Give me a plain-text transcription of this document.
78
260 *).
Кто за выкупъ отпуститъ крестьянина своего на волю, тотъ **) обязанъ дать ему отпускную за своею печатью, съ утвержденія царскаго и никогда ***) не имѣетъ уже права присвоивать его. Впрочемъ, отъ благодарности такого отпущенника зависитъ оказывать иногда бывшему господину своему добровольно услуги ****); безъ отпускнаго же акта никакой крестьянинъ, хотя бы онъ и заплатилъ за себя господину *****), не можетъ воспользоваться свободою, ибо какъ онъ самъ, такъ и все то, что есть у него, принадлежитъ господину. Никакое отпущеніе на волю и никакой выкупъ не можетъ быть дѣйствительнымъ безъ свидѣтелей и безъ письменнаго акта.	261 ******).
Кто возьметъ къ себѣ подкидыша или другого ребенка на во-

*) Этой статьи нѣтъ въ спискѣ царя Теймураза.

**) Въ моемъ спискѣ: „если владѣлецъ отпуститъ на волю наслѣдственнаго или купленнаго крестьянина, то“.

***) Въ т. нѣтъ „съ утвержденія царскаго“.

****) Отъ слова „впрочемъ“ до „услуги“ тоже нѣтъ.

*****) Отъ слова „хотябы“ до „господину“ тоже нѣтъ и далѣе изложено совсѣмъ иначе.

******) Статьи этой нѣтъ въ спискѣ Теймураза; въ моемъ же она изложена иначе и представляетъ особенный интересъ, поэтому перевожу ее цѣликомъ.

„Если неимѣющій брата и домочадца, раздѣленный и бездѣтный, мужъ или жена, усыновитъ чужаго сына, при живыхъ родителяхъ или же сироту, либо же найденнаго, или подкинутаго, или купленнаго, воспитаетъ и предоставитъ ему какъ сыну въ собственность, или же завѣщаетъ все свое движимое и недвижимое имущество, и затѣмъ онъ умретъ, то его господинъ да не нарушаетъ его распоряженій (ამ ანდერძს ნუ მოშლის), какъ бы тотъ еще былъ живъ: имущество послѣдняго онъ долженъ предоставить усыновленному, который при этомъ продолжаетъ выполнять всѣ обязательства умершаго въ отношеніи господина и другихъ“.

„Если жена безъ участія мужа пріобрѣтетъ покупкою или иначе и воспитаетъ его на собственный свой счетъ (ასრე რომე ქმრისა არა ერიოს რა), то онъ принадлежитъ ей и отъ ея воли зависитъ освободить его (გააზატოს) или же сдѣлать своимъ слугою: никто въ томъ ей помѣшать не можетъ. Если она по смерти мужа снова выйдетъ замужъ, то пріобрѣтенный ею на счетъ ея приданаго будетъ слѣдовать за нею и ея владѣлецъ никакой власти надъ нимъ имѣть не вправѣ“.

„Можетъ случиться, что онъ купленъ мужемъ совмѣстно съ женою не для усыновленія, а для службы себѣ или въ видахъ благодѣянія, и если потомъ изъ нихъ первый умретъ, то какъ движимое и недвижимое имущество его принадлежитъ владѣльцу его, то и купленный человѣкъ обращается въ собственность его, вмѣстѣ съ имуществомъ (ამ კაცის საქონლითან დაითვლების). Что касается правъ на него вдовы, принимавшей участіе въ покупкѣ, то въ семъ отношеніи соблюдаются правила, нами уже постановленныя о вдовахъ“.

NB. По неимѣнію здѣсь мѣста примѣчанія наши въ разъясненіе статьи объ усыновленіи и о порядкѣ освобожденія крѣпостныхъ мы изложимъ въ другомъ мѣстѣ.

┄┄┄┄┄┄┄┄┄┄

What to work on: Gather all lines from the listing above in which "нѣтъ" occurs.

Exercise solution:
*) Этой статьи нѣтъ въ спискѣ царя Теймураза.
***) Въ т. нѣтъ „съ утвержденія царскаго“.
****) Отъ слова „впрочемъ“ до „услуги“ тоже нѣтъ.
*****) Отъ слова „хотябы“ до „господину“ тоже нѣтъ и далѣе изложено совсѣмъ иначе.
******) Статьи этой нѣтъ въ спискѣ Теймураза; въ моемъ же она изложена иначе и представляетъ особенный интересъ, поэтому перевожу ее цѣликомъ.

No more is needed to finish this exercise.